* [JOB]: Can you recast each of the records below as a JSON list of strings, with one string per line and blank lines left out?

* [RECORD SET]:
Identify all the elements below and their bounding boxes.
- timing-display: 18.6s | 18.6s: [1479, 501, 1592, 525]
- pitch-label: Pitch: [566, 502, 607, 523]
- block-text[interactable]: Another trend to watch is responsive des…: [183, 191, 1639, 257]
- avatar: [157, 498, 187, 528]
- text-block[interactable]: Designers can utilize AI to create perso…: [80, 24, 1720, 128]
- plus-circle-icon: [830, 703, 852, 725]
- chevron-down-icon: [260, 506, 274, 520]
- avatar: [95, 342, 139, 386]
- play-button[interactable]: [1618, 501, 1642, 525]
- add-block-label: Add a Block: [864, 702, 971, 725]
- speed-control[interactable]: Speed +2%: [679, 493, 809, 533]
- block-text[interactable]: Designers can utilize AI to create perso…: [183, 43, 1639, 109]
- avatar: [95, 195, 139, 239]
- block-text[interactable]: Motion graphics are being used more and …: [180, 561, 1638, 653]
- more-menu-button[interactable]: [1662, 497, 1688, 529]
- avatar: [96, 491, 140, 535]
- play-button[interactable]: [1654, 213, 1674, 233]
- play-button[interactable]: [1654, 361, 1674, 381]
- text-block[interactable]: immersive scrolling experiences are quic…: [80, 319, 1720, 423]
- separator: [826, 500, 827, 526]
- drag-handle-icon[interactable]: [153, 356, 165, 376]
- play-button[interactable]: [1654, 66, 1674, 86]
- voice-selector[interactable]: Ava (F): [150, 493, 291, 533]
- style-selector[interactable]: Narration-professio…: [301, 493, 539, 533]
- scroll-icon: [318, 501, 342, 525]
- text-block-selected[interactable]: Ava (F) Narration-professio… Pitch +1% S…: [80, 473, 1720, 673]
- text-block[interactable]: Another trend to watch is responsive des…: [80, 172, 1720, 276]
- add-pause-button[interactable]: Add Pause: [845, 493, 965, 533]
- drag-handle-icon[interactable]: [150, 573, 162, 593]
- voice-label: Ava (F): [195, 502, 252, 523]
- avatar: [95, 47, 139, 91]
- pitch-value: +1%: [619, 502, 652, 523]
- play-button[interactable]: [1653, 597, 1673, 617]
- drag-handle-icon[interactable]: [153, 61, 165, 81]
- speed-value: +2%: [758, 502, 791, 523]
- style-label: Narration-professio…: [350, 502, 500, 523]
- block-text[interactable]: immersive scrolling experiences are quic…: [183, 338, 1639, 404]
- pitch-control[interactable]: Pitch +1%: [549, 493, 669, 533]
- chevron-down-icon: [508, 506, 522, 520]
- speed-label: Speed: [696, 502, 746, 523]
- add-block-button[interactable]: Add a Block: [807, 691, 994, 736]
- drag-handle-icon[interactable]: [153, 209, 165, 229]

* [THE RESPONSE]:
[
  "Identify all the elements below and their bounding boxes.",
  "- timing-display: 18.6s | 18.6s: [1479, 501, 1592, 525]",
  "- pitch-label: Pitch: [566, 502, 607, 523]",
  "- block-text[interactable]: Another trend to watch is responsive des…: [183, 191, 1639, 257]",
  "- avatar: [157, 498, 187, 528]",
  "- text-block[interactable]: Designers can utilize AI to create perso…: [80, 24, 1720, 128]",
  "- plus-circle-icon: [830, 703, 852, 725]",
  "- chevron-down-icon: [260, 506, 274, 520]",
  "- avatar: [95, 342, 139, 386]",
  "- play-button[interactable]: [1618, 501, 1642, 525]",
  "- add-block-label: Add a Block: [864, 702, 971, 725]",
  "- speed-control[interactable]: Speed +2%: [679, 493, 809, 533]",
  "- block-text[interactable]: Designers can utilize AI to create perso…: [183, 43, 1639, 109]",
  "- avatar: [95, 195, 139, 239]",
  "- block-text[interactable]: Motion graphics are being used more and …: [180, 561, 1638, 653]",
  "- more-menu-button[interactable]: [1662, 497, 1688, 529]",
  "- avatar: [96, 491, 140, 535]",
  "- play-button[interactable]: [1654, 213, 1674, 233]",
  "- play-button[interactable]: [1654, 361, 1674, 381]",
  "- text-block[interactable]: immersive scrolling experiences are quic…: [80, 319, 1720, 423]",
  "- separator: [826, 500, 827, 526]",
  "- drag-handle-icon[interactable]: [153, 356, 165, 376]",
  "- play-button[interactable]: [1654, 66, 1674, 86]",
  "- voice-selector[interactable]: Ava (F): [150, 493, 291, 533]",
  "- style-selector[interactable]: Narration-professio…: [301, 493, 539, 533]",
  "- scroll-icon: [318, 501, 342, 525]",
  "- text-block-selected[interactable]: Ava (F) Narration-professio… Pitch +1% S…: [80, 473, 1720, 673]",
  "- text-block[interactable]: Another trend to watch is responsive des…: [80, 172, 1720, 276]",
  "- add-pause-button[interactable]: Add Pause: [845, 493, 965, 533]",
  "- drag-handle-icon[interactable]: [150, 573, 162, 593]",
  "- voice-label: Ava (F): [195, 502, 252, 523]",
  "- avatar: [95, 47, 139, 91]",
  "- pitch-value: +1%: [619, 502, 652, 523]",
  "- play-button[interactable]: [1653, 597, 1673, 617]",
  "- drag-handle-icon[interactable]: [153, 61, 165, 81]",
  "- speed-value: +2%: [758, 502, 791, 523]",
  "- style-label: Narration-professio…: [350, 502, 500, 523]",
  "- block-text[interactable]: immersive scrolling experiences are quic…: [183, 338, 1639, 404]",
  "- pitch-control[interactable]: Pitch +1%: [549, 493, 669, 533]",
  "- chevron-down-icon: [508, 506, 522, 520]",
  "- speed-label: Speed: [696, 502, 746, 523]",
  "- add-block-button[interactable]: Add a Block: [807, 691, 994, 736]",
  "- drag-handle-icon[interactable]: [153, 209, 165, 229]"
]